+++ GIVEN INFORMATION
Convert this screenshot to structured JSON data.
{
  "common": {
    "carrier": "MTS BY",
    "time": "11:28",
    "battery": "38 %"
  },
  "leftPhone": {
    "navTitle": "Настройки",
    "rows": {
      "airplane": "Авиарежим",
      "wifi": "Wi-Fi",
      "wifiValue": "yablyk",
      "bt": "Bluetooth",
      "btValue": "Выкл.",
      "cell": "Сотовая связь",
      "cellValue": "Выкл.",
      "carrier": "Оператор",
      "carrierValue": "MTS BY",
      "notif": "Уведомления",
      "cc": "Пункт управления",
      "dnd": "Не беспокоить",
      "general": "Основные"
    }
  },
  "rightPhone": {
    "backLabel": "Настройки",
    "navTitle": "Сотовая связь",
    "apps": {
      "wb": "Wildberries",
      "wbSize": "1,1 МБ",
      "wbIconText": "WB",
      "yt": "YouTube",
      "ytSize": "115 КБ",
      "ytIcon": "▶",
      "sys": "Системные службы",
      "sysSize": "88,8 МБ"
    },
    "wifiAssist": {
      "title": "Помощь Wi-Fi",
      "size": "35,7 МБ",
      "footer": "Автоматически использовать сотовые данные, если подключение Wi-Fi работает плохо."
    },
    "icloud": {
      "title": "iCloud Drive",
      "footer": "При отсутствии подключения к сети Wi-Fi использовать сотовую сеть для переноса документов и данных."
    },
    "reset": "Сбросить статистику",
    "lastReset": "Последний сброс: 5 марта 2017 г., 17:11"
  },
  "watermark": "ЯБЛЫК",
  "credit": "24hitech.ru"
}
++++++
## DIRECTION
Display every line of the listing that contains the string "footer".

## SOLUTION
      "footer": "Автоматически использовать сотовые данные, если подключение Wi-Fi работает плохо."
      "footer": "При отсутствии подключения к сети Wi-Fi использовать сотовую сеть для переноса документов и данных."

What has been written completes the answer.